[Figure content listings]
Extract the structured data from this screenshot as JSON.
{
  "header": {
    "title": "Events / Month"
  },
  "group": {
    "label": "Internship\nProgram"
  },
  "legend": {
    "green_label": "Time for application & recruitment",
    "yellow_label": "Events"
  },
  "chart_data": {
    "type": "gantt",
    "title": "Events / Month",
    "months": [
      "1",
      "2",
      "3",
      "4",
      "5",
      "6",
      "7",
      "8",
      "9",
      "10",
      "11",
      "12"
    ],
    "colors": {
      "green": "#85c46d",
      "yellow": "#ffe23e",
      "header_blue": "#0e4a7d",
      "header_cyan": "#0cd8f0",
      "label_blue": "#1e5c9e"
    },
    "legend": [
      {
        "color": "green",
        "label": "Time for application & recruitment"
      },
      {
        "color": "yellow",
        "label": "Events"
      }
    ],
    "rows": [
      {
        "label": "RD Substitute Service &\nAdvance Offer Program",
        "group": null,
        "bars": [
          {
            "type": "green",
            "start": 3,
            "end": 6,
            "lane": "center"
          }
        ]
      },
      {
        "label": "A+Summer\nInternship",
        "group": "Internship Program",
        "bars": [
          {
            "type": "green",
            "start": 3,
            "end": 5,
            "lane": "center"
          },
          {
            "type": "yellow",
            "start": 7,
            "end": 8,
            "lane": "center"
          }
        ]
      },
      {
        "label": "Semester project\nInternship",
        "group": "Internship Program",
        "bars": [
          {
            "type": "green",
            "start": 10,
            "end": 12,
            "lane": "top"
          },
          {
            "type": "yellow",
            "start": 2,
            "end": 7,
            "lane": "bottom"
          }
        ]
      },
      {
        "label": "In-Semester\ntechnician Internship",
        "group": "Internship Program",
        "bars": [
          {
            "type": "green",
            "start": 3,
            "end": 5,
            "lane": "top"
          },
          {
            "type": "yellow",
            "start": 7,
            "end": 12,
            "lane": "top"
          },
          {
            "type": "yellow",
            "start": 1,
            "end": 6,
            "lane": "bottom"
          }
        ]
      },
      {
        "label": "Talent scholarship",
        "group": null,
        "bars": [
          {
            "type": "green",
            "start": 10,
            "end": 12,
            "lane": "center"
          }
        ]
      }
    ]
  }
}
==
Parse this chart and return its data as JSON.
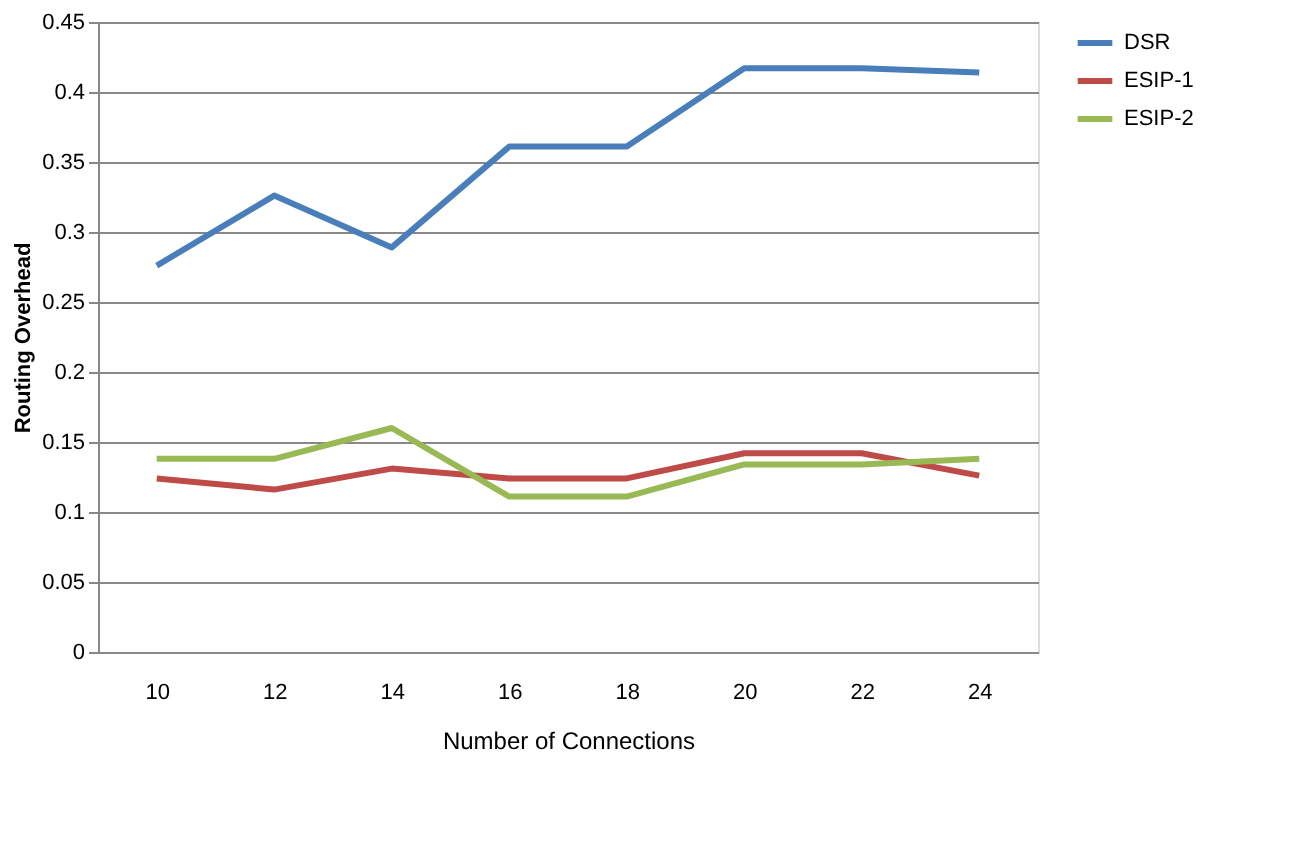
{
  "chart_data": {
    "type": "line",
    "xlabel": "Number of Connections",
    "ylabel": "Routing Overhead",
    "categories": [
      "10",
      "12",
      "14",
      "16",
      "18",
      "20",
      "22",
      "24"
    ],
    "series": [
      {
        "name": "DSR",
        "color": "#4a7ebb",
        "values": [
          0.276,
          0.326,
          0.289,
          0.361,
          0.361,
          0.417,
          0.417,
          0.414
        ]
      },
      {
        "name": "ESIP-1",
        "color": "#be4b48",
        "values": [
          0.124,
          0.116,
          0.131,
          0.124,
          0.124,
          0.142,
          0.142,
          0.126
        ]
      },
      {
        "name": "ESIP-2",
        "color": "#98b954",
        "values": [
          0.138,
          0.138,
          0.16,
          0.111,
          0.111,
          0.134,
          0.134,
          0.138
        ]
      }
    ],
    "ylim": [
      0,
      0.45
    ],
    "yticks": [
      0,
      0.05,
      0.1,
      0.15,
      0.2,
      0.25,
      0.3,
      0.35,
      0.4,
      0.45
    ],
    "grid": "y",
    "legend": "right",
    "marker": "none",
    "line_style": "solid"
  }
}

§ Job: Search the records for the word "this". Copy every line that has it.

§ Answer for the task:
Extract the structured data from this screenshot as JSON.
Parse this chart and return its data as JSON.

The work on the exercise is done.